### DATA PROVIDED
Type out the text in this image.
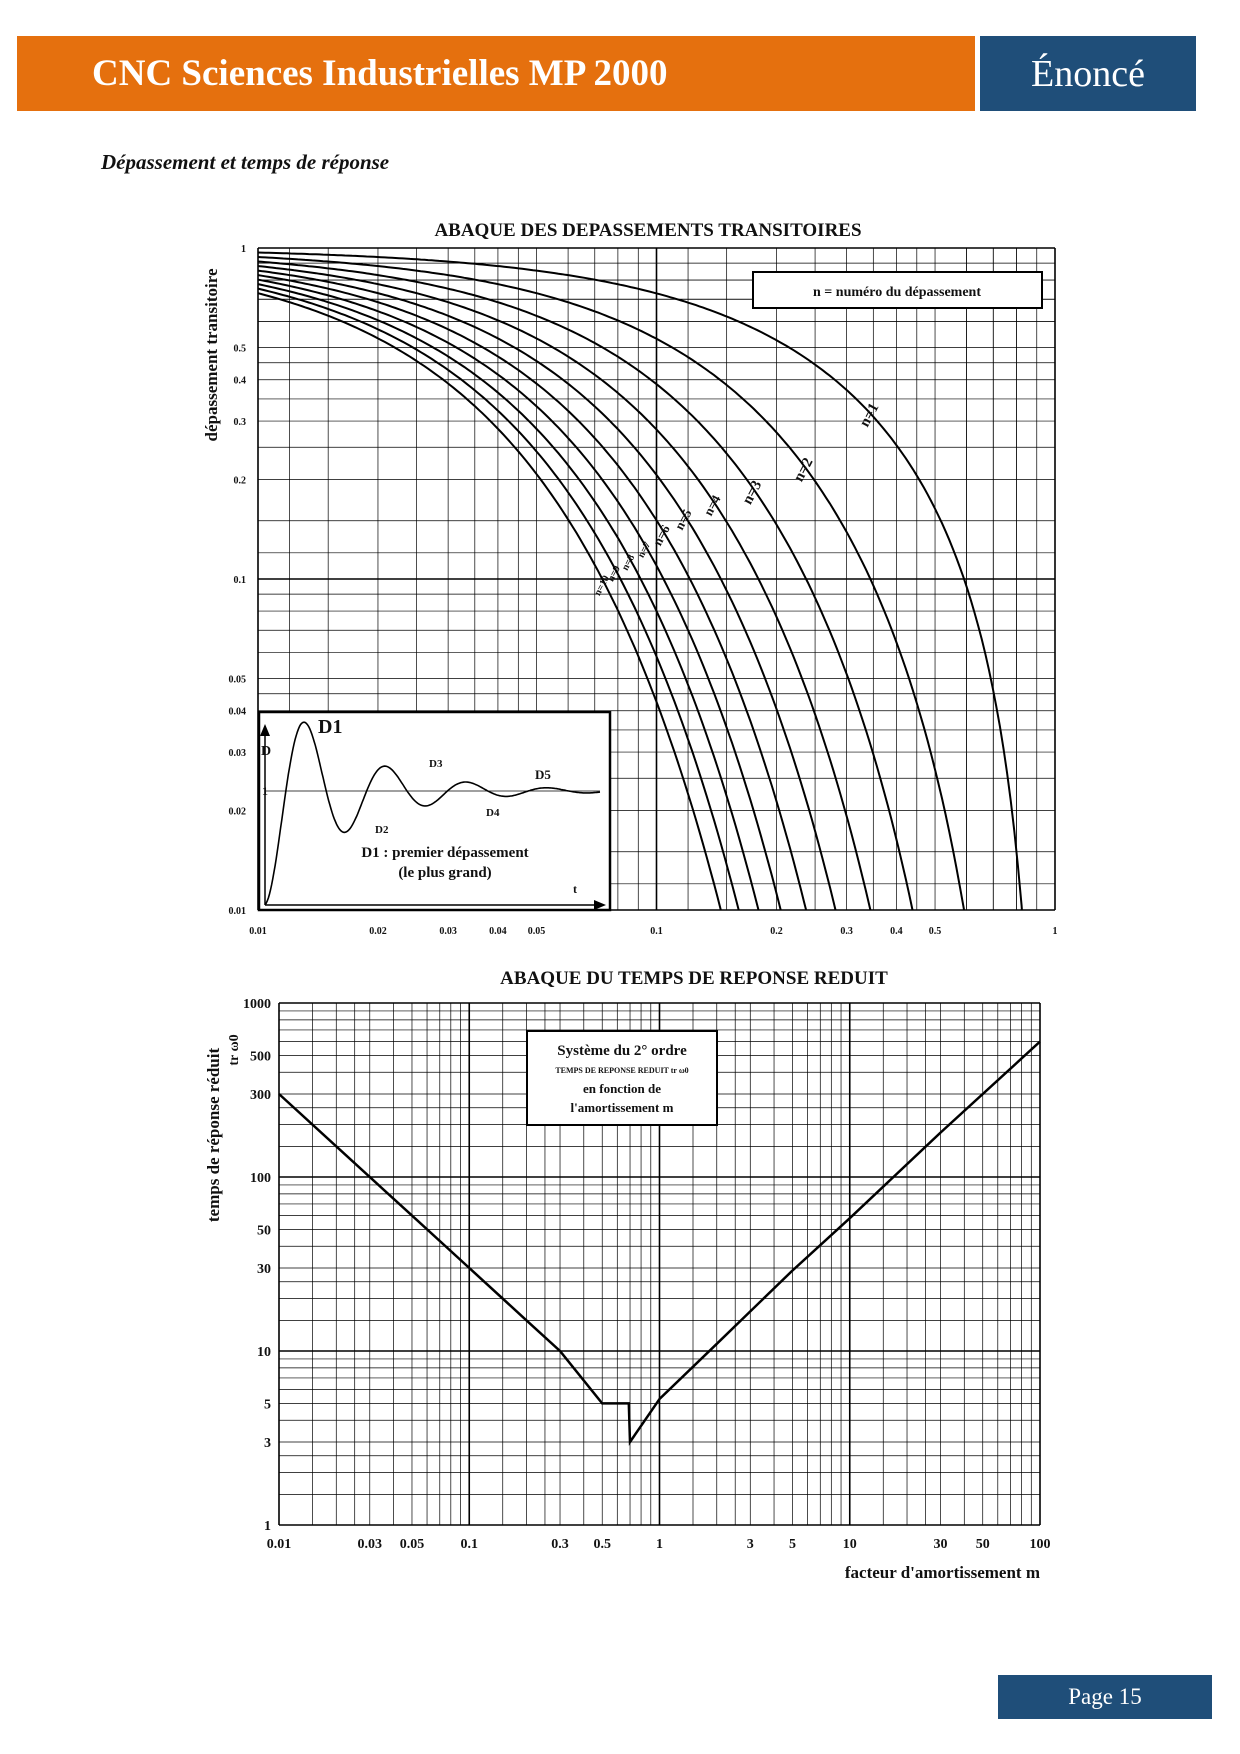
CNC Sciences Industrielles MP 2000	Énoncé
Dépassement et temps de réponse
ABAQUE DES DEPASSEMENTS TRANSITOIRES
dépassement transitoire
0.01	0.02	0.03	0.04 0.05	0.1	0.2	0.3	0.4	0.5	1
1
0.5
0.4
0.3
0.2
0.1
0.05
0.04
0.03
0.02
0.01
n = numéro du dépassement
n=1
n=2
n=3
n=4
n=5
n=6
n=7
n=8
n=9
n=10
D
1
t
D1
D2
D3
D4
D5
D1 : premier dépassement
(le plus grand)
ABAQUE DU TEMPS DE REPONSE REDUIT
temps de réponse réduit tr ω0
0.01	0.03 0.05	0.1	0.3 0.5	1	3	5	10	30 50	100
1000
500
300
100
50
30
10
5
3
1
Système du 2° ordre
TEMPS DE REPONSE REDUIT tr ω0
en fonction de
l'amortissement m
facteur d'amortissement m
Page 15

### EXERCISE PROMPT
Omit all pictures while transcribing the entries verbatim.

### EXERCISE RESULT
Type out the text in this image.
CNC Sciences Industrielles MP 2000	Énoncé
Dépassement et temps de réponse
ABAQUE DES DEPASSEMENTS TRANSITOIRES
dépassement transitoire
0.01	0.02	0.03	0.04 0.05	0.1	0.2	0.3	0.4	0.5	1
1
0.5
0.4
0.3
0.2
0.1
0.05
0.04
0.03
0.02
0.01
n = numéro du dépassement
n=1
n=2
n=3
n=4
n=5
n=6
n=7
n=8
n=9
n=10
D
1
t
D1
D2
D3
D4
D5
D1 : premier dépassement
(le plus grand)
ABAQUE DU TEMPS DE REPONSE REDUIT
temps de réponse réduit tr ω0
0.01	0.03 0.05	0.1	0.3 0.5	1	3	5	10	30 50	100
1000
500
300
100
50
30
10
5
3
1
Système du 2° ordre
TEMPS DE REPONSE REDUIT tr ω0
en fonction de
l'amortissement m
facteur d'amortissement m
Page 15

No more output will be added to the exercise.